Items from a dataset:
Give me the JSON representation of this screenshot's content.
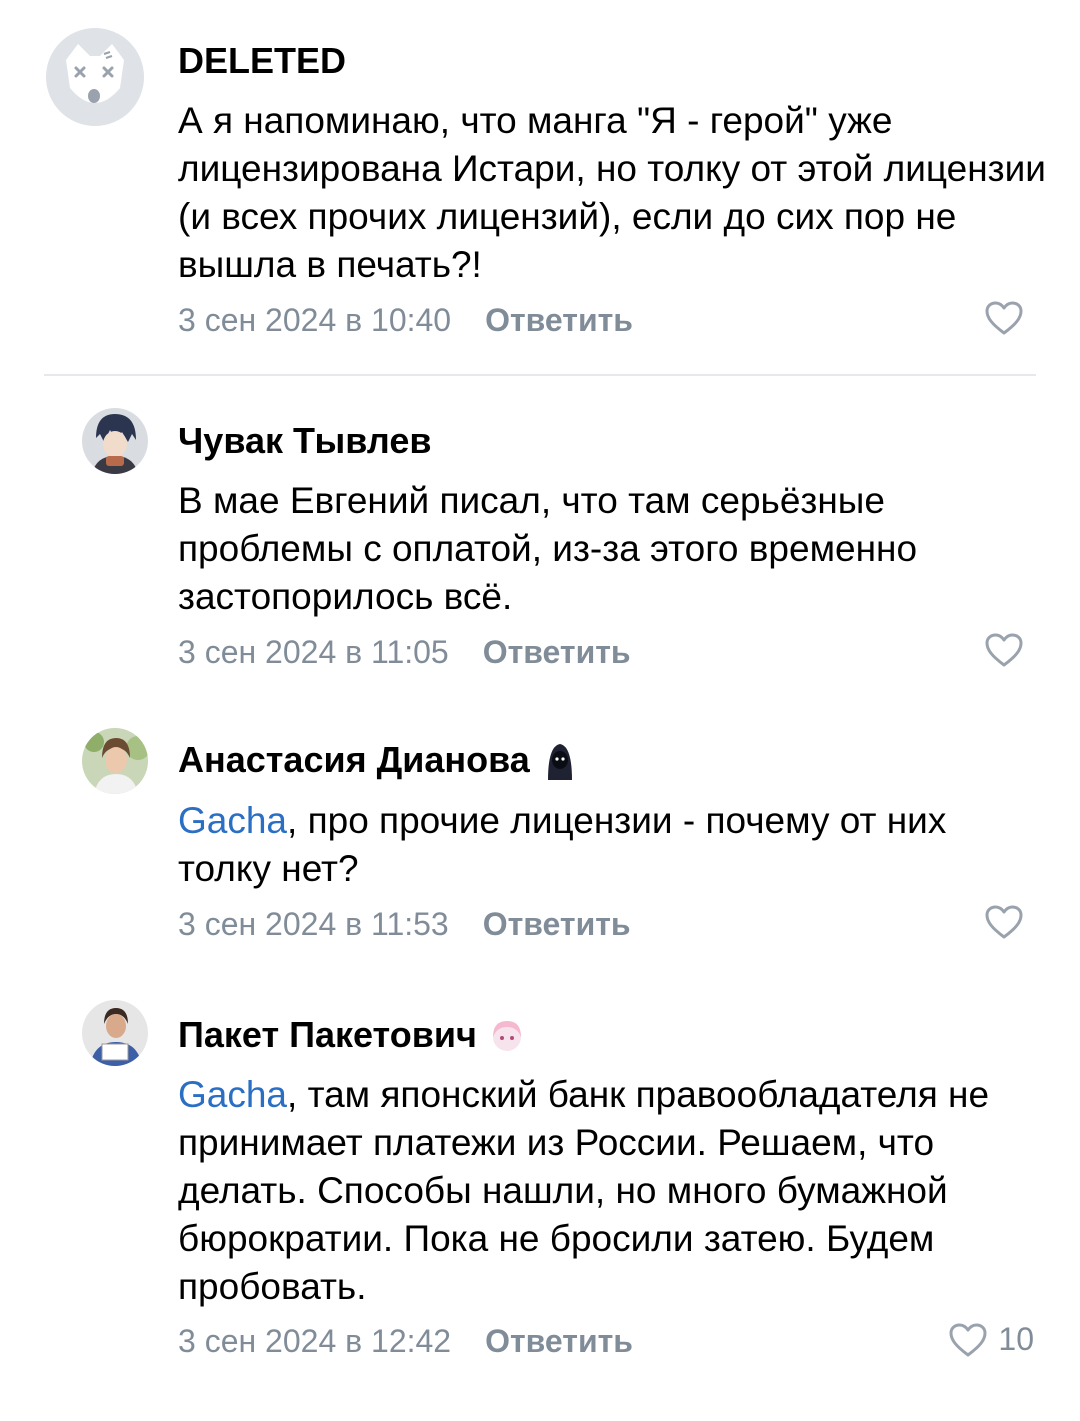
{
  "comments": [
    {
      "author": "DELETED",
      "text": "А я напоминаю, что манга \"Я - герой\" уже лицензирована Истари, но толку от этой лицензии (и всех прочих лицензий), если до сих пор не вышла в печать?!",
      "date": "3 сен 2024 в 10:40",
      "reply": "Ответить",
      "likes": ""
    },
    {
      "author": "Чувак Тывлев",
      "text": "В мае Евгений писал, что там серьёзные проблемы с оплатой, из-за этого временно застопорилось всё.",
      "date": "3 сен 2024 в 11:05",
      "reply": "Ответить",
      "likes": ""
    },
    {
      "author": "Анастасия Дианова",
      "mention": "Gacha",
      "text": ", про прочие лицензии - почему от них толку нет?",
      "date": "3 сен 2024 в 11:53",
      "reply": "Ответить",
      "likes": ""
    },
    {
      "author": "Пакет Пакетович",
      "mention": "Gacha",
      "text": ", там японский банк правообладателя не принимает платежи из России. Решаем, что делать. Способы нашли, но много бумажной бюрократии. Пока не бросили затею. Будем пробовать.",
      "date": "3 сен 2024 в 12:42",
      "reply": "Ответить",
      "likes": "10"
    }
  ],
  "icons": {
    "like": "heart-outline-icon",
    "deleted_avatar": "deleted-dog-icon"
  },
  "colors": {
    "meta": "#818c99",
    "mention": "#2a6fc4",
    "divider": "#e7e8ec"
  }
}
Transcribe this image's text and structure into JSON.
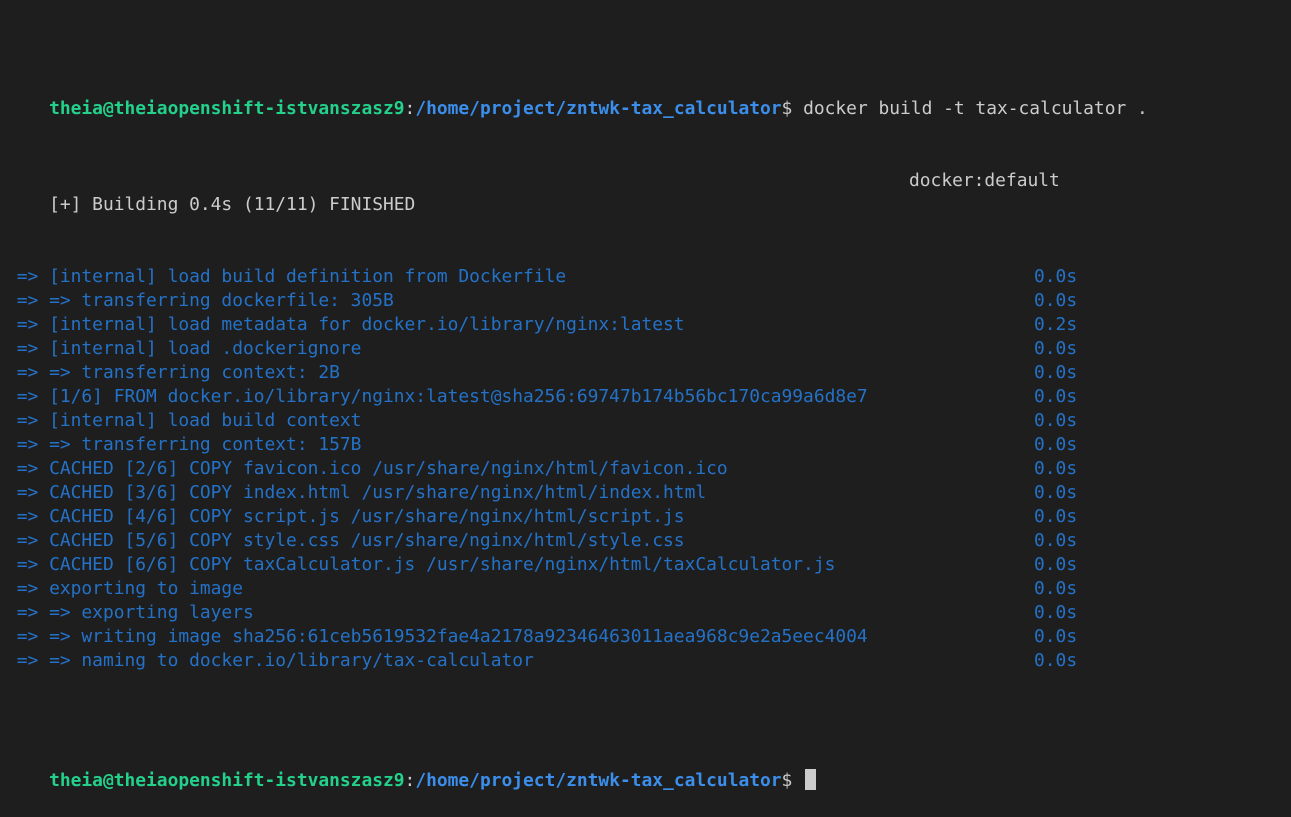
{
  "prompt": {
    "user_host": "theia@theiaopenshift-istvanszasz9",
    "sep": ":",
    "path": "/home/project/zntwk-tax_calculator",
    "dollar": "$"
  },
  "command": " docker build -t tax-calculator .",
  "status": {
    "left": "[+] Building 0.4s (11/11) FINISHED",
    "right": "docker:default"
  },
  "steps": [
    {
      "text": " => [internal] load build definition from Dockerfile",
      "time": "0.0s"
    },
    {
      "text": " => => transferring dockerfile: 305B",
      "time": "0.0s"
    },
    {
      "text": " => [internal] load metadata for docker.io/library/nginx:latest",
      "time": "0.2s"
    },
    {
      "text": " => [internal] load .dockerignore",
      "time": "0.0s"
    },
    {
      "text": " => => transferring context: 2B",
      "time": "0.0s"
    },
    {
      "text": " => [1/6] FROM docker.io/library/nginx:latest@sha256:69747b174b56bc170ca99a6d8e7",
      "time": "0.0s"
    },
    {
      "text": " => [internal] load build context",
      "time": "0.0s"
    },
    {
      "text": " => => transferring context: 157B",
      "time": "0.0s"
    },
    {
      "text": " => CACHED [2/6] COPY favicon.ico /usr/share/nginx/html/favicon.ico",
      "time": "0.0s"
    },
    {
      "text": " => CACHED [3/6] COPY index.html /usr/share/nginx/html/index.html",
      "time": "0.0s"
    },
    {
      "text": " => CACHED [4/6] COPY script.js /usr/share/nginx/html/script.js",
      "time": "0.0s"
    },
    {
      "text": " => CACHED [5/6] COPY style.css /usr/share/nginx/html/style.css",
      "time": "0.0s"
    },
    {
      "text": " => CACHED [6/6] COPY taxCalculator.js /usr/share/nginx/html/taxCalculator.js",
      "time": "0.0s"
    },
    {
      "text": " => exporting to image",
      "time": "0.0s"
    },
    {
      "text": " => => exporting layers",
      "time": "0.0s"
    },
    {
      "text": " => => writing image sha256:61ceb5619532fae4a2178a92346463011aea968c9e2a5eec4004",
      "time": "0.0s"
    },
    {
      "text": " => => naming to docker.io/library/tax-calculator",
      "time": "0.0s"
    }
  ],
  "colors": {
    "background": "#1e1e1e",
    "prompt_user": "#23d18b",
    "prompt_path": "#3b8eea",
    "step_blue": "#2472c8",
    "text": "#cccccc"
  }
}
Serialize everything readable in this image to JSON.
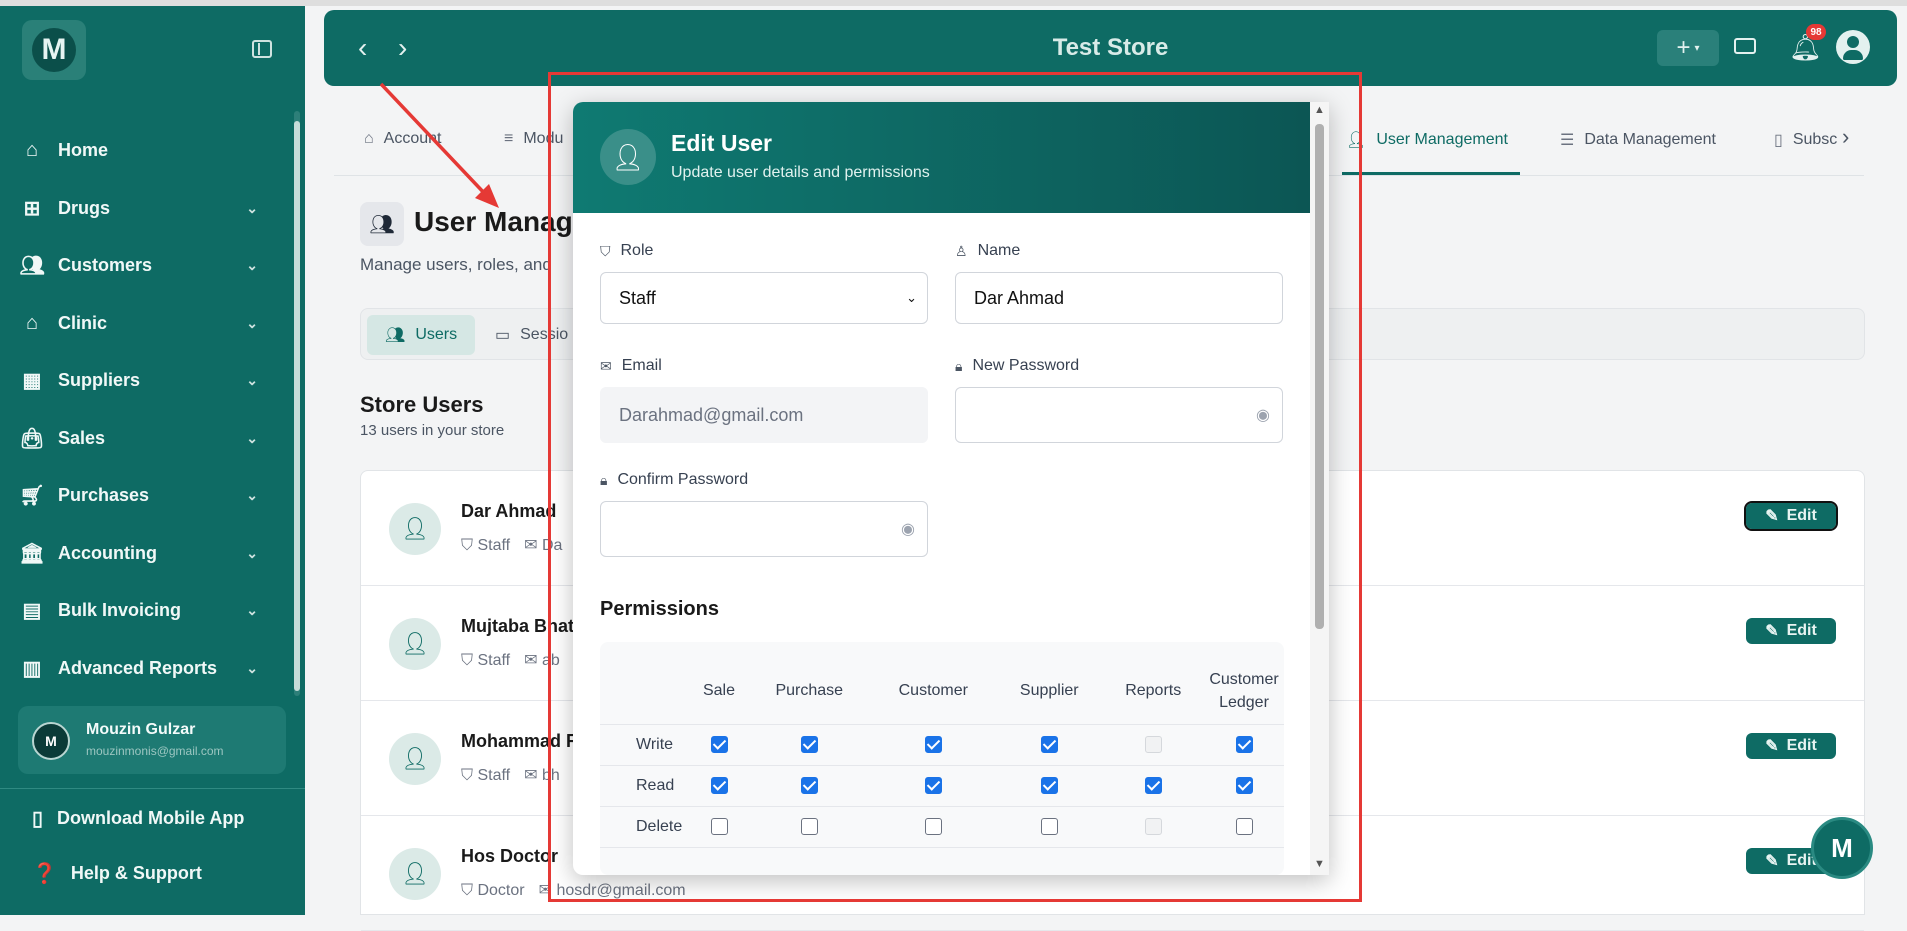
{
  "header": {
    "title": "Test Store",
    "notifications_count": "98"
  },
  "logo_letter": "M",
  "sidebar": {
    "items": [
      {
        "label": "Home",
        "icon": "home-icon"
      },
      {
        "label": "Drugs",
        "icon": "drugs-icon"
      },
      {
        "label": "Customers",
        "icon": "customers-icon"
      },
      {
        "label": "Clinic",
        "icon": "clinic-icon"
      },
      {
        "label": "Suppliers",
        "icon": "suppliers-icon"
      },
      {
        "label": "Sales",
        "icon": "sales-icon"
      },
      {
        "label": "Purchases",
        "icon": "cart-icon"
      },
      {
        "label": "Accounting",
        "icon": "bank-icon"
      },
      {
        "label": "Bulk Invoicing",
        "icon": "invoice-icon"
      },
      {
        "label": "Advanced Reports",
        "icon": "reports-icon"
      }
    ],
    "user": {
      "initial": "M",
      "name": "Mouzin Gulzar",
      "email": "mouzinmonis@gmail.com"
    },
    "download_label": "Download Mobile App",
    "help_label": "Help & Support"
  },
  "tabs": [
    "Account",
    "Modu",
    "User Management",
    "Data Management",
    "Subsc"
  ],
  "page": {
    "title": "User Manag",
    "subtitle": "Manage users, roles, and",
    "subtabs": [
      "Users",
      "Sessio"
    ],
    "store_users_title": "Store Users",
    "store_users_sub": "13 users in your store",
    "edit_label": "Edit"
  },
  "users": [
    {
      "name": "Dar Ahmad",
      "role": "Staff",
      "email": "Da"
    },
    {
      "name": "Mujtaba Bhat",
      "role": "Staff",
      "email": "ab"
    },
    {
      "name": "Mohammad R",
      "role": "Staff",
      "email": "bh"
    },
    {
      "name": "Hos Doctor",
      "role": "Doctor",
      "email": "hosdr@gmail.com"
    }
  ],
  "modal": {
    "title": "Edit User",
    "subtitle": "Update user details and permissions",
    "role_label": "Role",
    "role_value": "Staff",
    "name_label": "Name",
    "name_value": "Dar Ahmad",
    "email_label": "Email",
    "email_value": "Darahmad@gmail.com",
    "new_password_label": "New Password",
    "confirm_password_label": "Confirm Password",
    "permissions_title": "Permissions",
    "columns": [
      "Sale",
      "Purchase",
      "Customer",
      "Supplier",
      "Reports",
      "Customer Ledger"
    ],
    "rows": [
      {
        "label": "Write",
        "values": [
          "on",
          "on",
          "on",
          "on",
          "disabled",
          "on"
        ]
      },
      {
        "label": "Read",
        "values": [
          "on",
          "on",
          "on",
          "on",
          "on",
          "on"
        ]
      },
      {
        "label": "Delete",
        "values": [
          "off",
          "off",
          "off",
          "off",
          "disabled",
          "off"
        ]
      }
    ]
  },
  "colors": {
    "brand": "#0e6b64",
    "annotation": "#e53935",
    "checkbox": "#1a73e8"
  }
}
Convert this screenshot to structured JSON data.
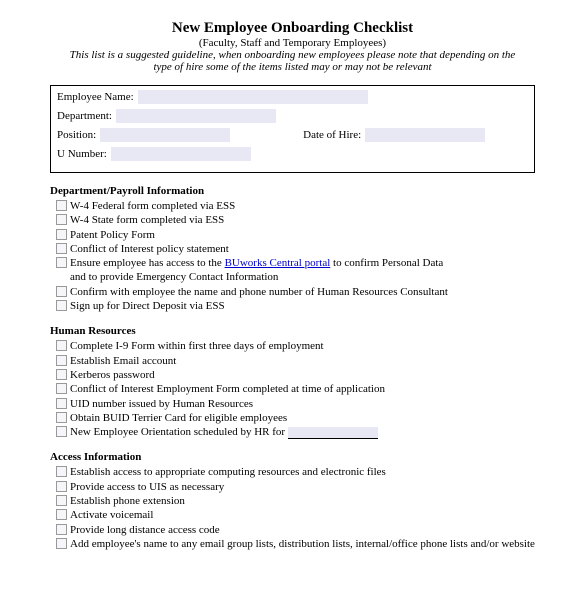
{
  "header": {
    "title": "New Employee Onboarding Checklist",
    "subtitle": "(Faculty, Staff and Temporary Employees)",
    "note": "This list is a suggested guideline, when onboarding new employees please note that depending on the type of hire some of the items listed may or may not be relevant"
  },
  "info": {
    "employee_name_label": "Employee Name:",
    "department_label": "Department:",
    "position_label": "Position:",
    "date_of_hire_label": "Date of Hire:",
    "u_number_label": "U Number:"
  },
  "sections": {
    "dept_payroll": {
      "title": "Department/Payroll Information",
      "items": {
        "i0": "W-4 Federal form completed via ESS",
        "i1": "W-4 State form completed via ESS",
        "i2": "Patent Policy Form",
        "i3": "Conflict of Interest policy statement",
        "i4a": "Ensure employee has access to the ",
        "i4link": "BUworks Central portal",
        "i4b": " to confirm Personal Data",
        "i4c": "and to provide Emergency Contact Information",
        "i5": "Confirm with employee the name and phone number of Human Resources Consultant",
        "i6": "Sign up for Direct Deposit via ESS"
      }
    },
    "hr": {
      "title": "Human Resources",
      "items": {
        "i0": "Complete I-9 Form within first three days of employment",
        "i1": "Establish Email account",
        "i2": "Kerberos password",
        "i3": "Conflict of Interest Employment Form completed at time of application",
        "i4": "UID number issued by Human Resources",
        "i5": "Obtain BUID Terrier Card for eligible employees",
        "i6": "New Employee Orientation scheduled by HR for "
      }
    },
    "access": {
      "title": "Access Information",
      "items": {
        "i0": "Establish access to appropriate computing resources and electronic files",
        "i1": "Provide access to UIS as necessary",
        "i2": "Establish phone extension",
        "i3": "Activate voicemail",
        "i4": "Provide long distance access code",
        "i5": "Add employee's name to any email group lists, distribution lists, internal/office phone lists and/or website"
      }
    }
  }
}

> _Work to be completed_:
From the data above, work out how many lines contain the string "gmail" and reply with only the number.

> _Problem solution_:
3